--- Begin Exercise inputs ---

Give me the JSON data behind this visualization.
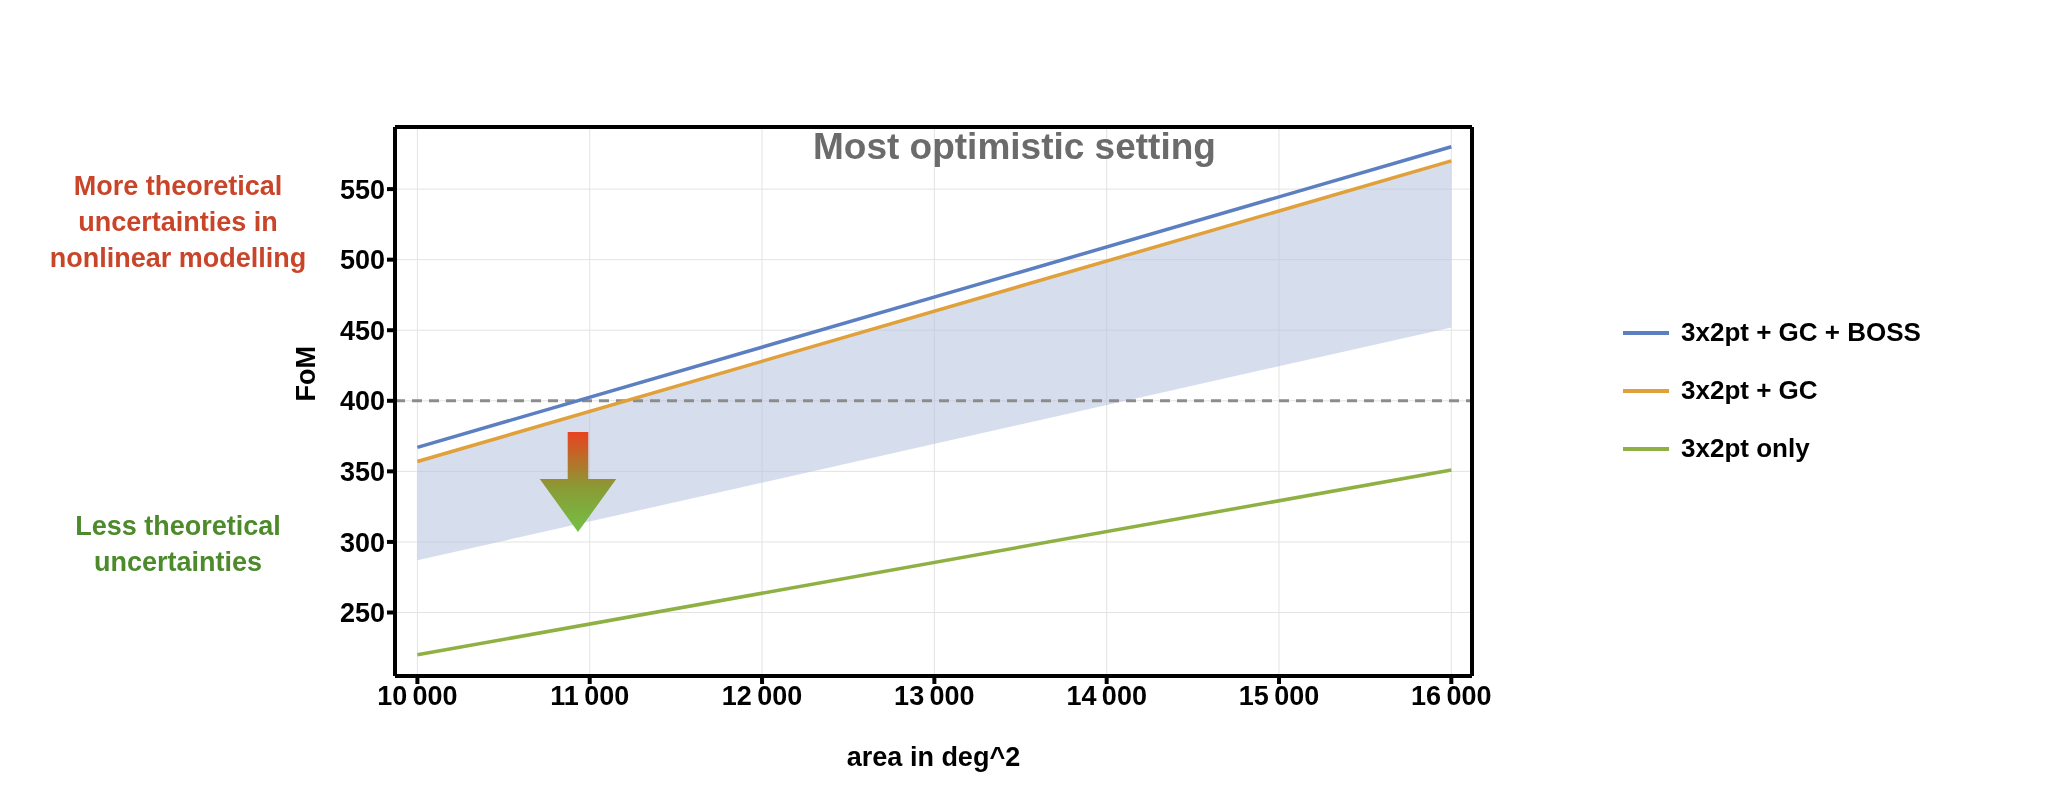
{
  "chart_data": {
    "type": "line",
    "xlabel": "area in deg^2",
    "ylabel": "FoM",
    "x": [
      10000,
      16000
    ],
    "series": [
      {
        "name": "3x2pt + GC + BOSS",
        "color": "#5b7fc0",
        "values": [
          367,
          580
        ]
      },
      {
        "name": "3x2pt + GC",
        "color": "#e0a03a",
        "values": [
          357,
          570
        ],
        "lower": [
          287,
          452
        ],
        "upper": [
          357,
          570
        ]
      },
      {
        "name": "3x2pt only",
        "color": "#8fb043",
        "values": [
          220,
          351
        ]
      }
    ],
    "xlim": [
      9870,
      16120
    ],
    "xticks": [
      10000,
      11000,
      12000,
      13000,
      14000,
      15000,
      16000
    ],
    "ylim": [
      205,
      594
    ],
    "yticks": [
      250,
      300,
      350,
      400,
      450,
      500,
      550
    ],
    "grid": true,
    "legend": "right",
    "marker": "none",
    "line_style": "solid",
    "ref_lines": [
      {
        "axis": "y",
        "value": 400,
        "color": "#8c8c8c",
        "line_style": "dashed"
      }
    ],
    "annotations": [
      "Most optimistic setting",
      "More theoretical uncertainties in nonlinear modelling",
      "Less theoretical uncertainties"
    ]
  }
}
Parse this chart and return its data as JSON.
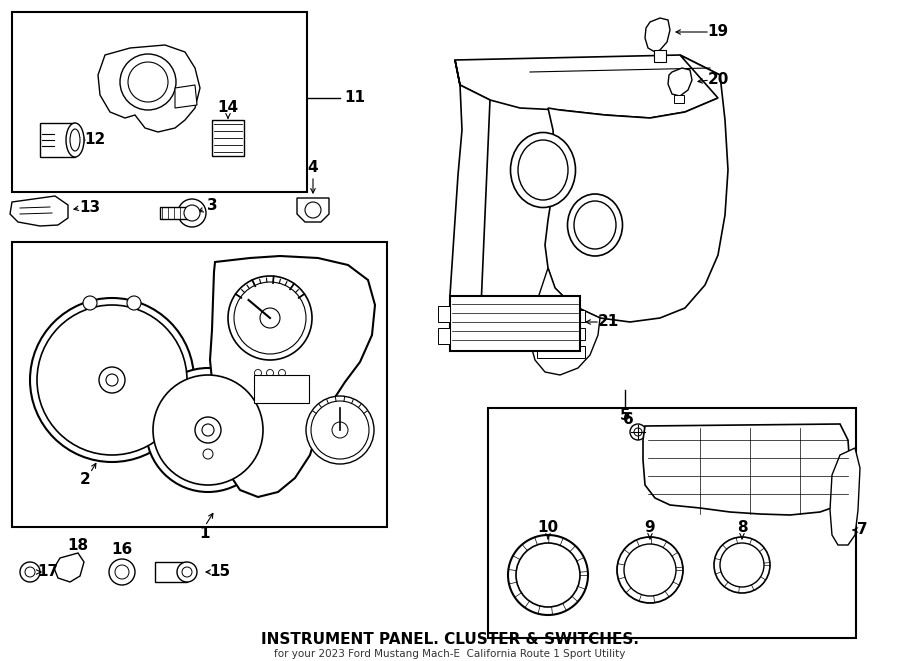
{
  "bg_color": "#ffffff",
  "line_color": "#000000",
  "title": "INSTRUMENT PANEL. CLUSTER & SWITCHES.",
  "subtitle": "for your 2023 Ford Mustang Mach-E  California Route 1 Sport Utility",
  "fig_width": 9.0,
  "fig_height": 6.61
}
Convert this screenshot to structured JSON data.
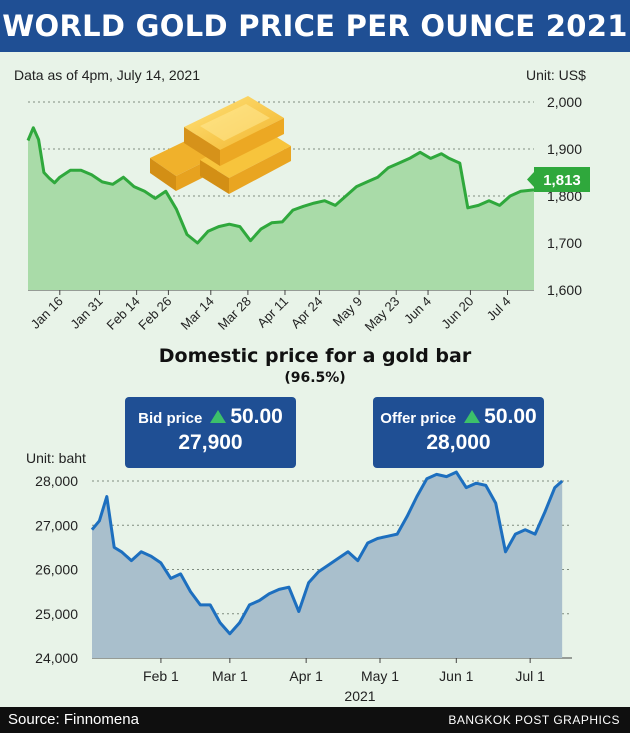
{
  "header": {
    "title": "WORLD GOLD PRICE PER OUNCE 2021"
  },
  "world": {
    "note": "Data as of 4pm, July 14, 2021",
    "unit": "Unit: US$",
    "last_label": "1,813"
  },
  "domestic": {
    "title": "Domestic price for a gold bar",
    "subtitle": "(96.5%)",
    "unit": "Unit: baht",
    "year_label": "2021"
  },
  "bid": {
    "label": "Bid price",
    "change": "50.00",
    "value": "27,900"
  },
  "offer": {
    "label": "Offer price",
    "change": "50.00",
    "value": "28,000"
  },
  "footer": {
    "source": "Source: Finnomena",
    "brand": "BANGKOK POST GRAPHICS"
  },
  "colors": {
    "header": "#1f4f94",
    "world_line": "#2fa83c",
    "world_fill": "#a9dba8",
    "domestic_line": "#1d6fbf",
    "domestic_fill": "#a9bfcc",
    "change_up": "#3cc06a"
  },
  "chart_data": [
    {
      "type": "area",
      "title": "WORLD GOLD PRICE PER OUNCE 2021",
      "ylabel": "Unit: US$",
      "ylim": [
        1600,
        2000
      ],
      "yticks": [
        1600,
        1700,
        1800,
        1900,
        2000
      ],
      "ytick_labels": [
        "1,600",
        "1,700",
        "1,800",
        "1,900",
        "2,000"
      ],
      "xticks": [
        "2021-01-16",
        "2021-01-31",
        "2021-02-14",
        "2021-02-26",
        "2021-03-14",
        "2021-03-28",
        "2021-04-11",
        "2021-04-24",
        "2021-05-09",
        "2021-05-23",
        "2021-06-04",
        "2021-06-20",
        "2021-07-04"
      ],
      "xtick_labels": [
        "Jan 16",
        "Jan 31",
        "Feb 14",
        "Feb 26",
        "Mar 14",
        "Mar 28",
        "Apr 11",
        "Apr 24",
        "May 9",
        "May 23",
        "Jun 4",
        "Jun 20",
        "Jul 4"
      ],
      "xlim": [
        "2021-01-04",
        "2021-07-14"
      ],
      "grid": true,
      "x": [
        "2021-01-04",
        "2021-01-06",
        "2021-01-08",
        "2021-01-10",
        "2021-01-12",
        "2021-01-14",
        "2021-01-16",
        "2021-01-20",
        "2021-01-24",
        "2021-01-28",
        "2021-02-01",
        "2021-02-05",
        "2021-02-09",
        "2021-02-13",
        "2021-02-17",
        "2021-02-21",
        "2021-02-25",
        "2021-03-01",
        "2021-03-05",
        "2021-03-09",
        "2021-03-13",
        "2021-03-17",
        "2021-03-21",
        "2021-03-25",
        "2021-03-29",
        "2021-04-02",
        "2021-04-06",
        "2021-04-10",
        "2021-04-14",
        "2021-04-18",
        "2021-04-22",
        "2021-04-26",
        "2021-04-30",
        "2021-05-04",
        "2021-05-08",
        "2021-05-12",
        "2021-05-16",
        "2021-05-20",
        "2021-05-24",
        "2021-05-28",
        "2021-06-01",
        "2021-06-05",
        "2021-06-09",
        "2021-06-12",
        "2021-06-16",
        "2021-06-19",
        "2021-06-23",
        "2021-06-27",
        "2021-07-01",
        "2021-07-05",
        "2021-07-09",
        "2021-07-14"
      ],
      "values": [
        1918,
        1945,
        1920,
        1850,
        1838,
        1828,
        1840,
        1855,
        1855,
        1845,
        1830,
        1825,
        1840,
        1820,
        1810,
        1795,
        1810,
        1772,
        1718,
        1700,
        1725,
        1735,
        1740,
        1735,
        1705,
        1730,
        1743,
        1745,
        1770,
        1778,
        1785,
        1790,
        1780,
        1800,
        1820,
        1830,
        1840,
        1860,
        1870,
        1880,
        1893,
        1880,
        1890,
        1880,
        1870,
        1775,
        1780,
        1790,
        1780,
        1800,
        1810,
        1813
      ]
    },
    {
      "type": "area",
      "title": "Domestic price for a gold bar",
      "subtitle": "(96.5%)",
      "ylabel": "Unit: baht",
      "xlabel": "2021",
      "ylim": [
        24000,
        28000
      ],
      "yticks": [
        24000,
        25000,
        26000,
        27000,
        28000
      ],
      "ytick_labels": [
        "24,000",
        "25,000",
        "26,000",
        "27,000",
        "28,000"
      ],
      "xticks": [
        "2021-02-01",
        "2021-03-01",
        "2021-04-01",
        "2021-05-01",
        "2021-06-01",
        "2021-07-01"
      ],
      "xtick_labels": [
        "Feb 1",
        "Mar 1",
        "Apr 1",
        "May 1",
        "Jun 1",
        "Jul 1"
      ],
      "xlim": [
        "2021-01-04",
        "2021-07-18"
      ],
      "grid": true,
      "x": [
        "2021-01-04",
        "2021-01-07",
        "2021-01-10",
        "2021-01-13",
        "2021-01-16",
        "2021-01-20",
        "2021-01-24",
        "2021-01-28",
        "2021-02-01",
        "2021-02-05",
        "2021-02-09",
        "2021-02-13",
        "2021-02-17",
        "2021-02-21",
        "2021-02-25",
        "2021-03-01",
        "2021-03-05",
        "2021-03-09",
        "2021-03-13",
        "2021-03-17",
        "2021-03-21",
        "2021-03-25",
        "2021-03-29",
        "2021-04-02",
        "2021-04-06",
        "2021-04-10",
        "2021-04-14",
        "2021-04-18",
        "2021-04-22",
        "2021-04-26",
        "2021-04-30",
        "2021-05-04",
        "2021-05-08",
        "2021-05-12",
        "2021-05-16",
        "2021-05-20",
        "2021-05-24",
        "2021-05-28",
        "2021-06-01",
        "2021-06-05",
        "2021-06-09",
        "2021-06-13",
        "2021-06-17",
        "2021-06-21",
        "2021-06-25",
        "2021-06-29",
        "2021-07-03",
        "2021-07-07",
        "2021-07-11",
        "2021-07-14"
      ],
      "values": [
        26900,
        27100,
        27650,
        26500,
        26400,
        26200,
        26400,
        26300,
        26150,
        25800,
        25900,
        25500,
        25200,
        25200,
        24800,
        24550,
        24800,
        25200,
        25300,
        25450,
        25550,
        25600,
        25050,
        25700,
        25950,
        26100,
        26250,
        26400,
        26200,
        26600,
        26700,
        26750,
        26800,
        27200,
        27650,
        28050,
        28150,
        28100,
        28200,
        27850,
        27950,
        27900,
        27500,
        26400,
        26800,
        26900,
        26800,
        27300,
        27850,
        28000
      ]
    }
  ]
}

--- End Exercise inputs ---

Directive – Pick out the lines above containing the word "JSON", then copy them.

Exercise response –
Give me the JSON data behind this visualization.
Parse this chart and return its data as JSON.
Convert this screenshot to structured JSON data.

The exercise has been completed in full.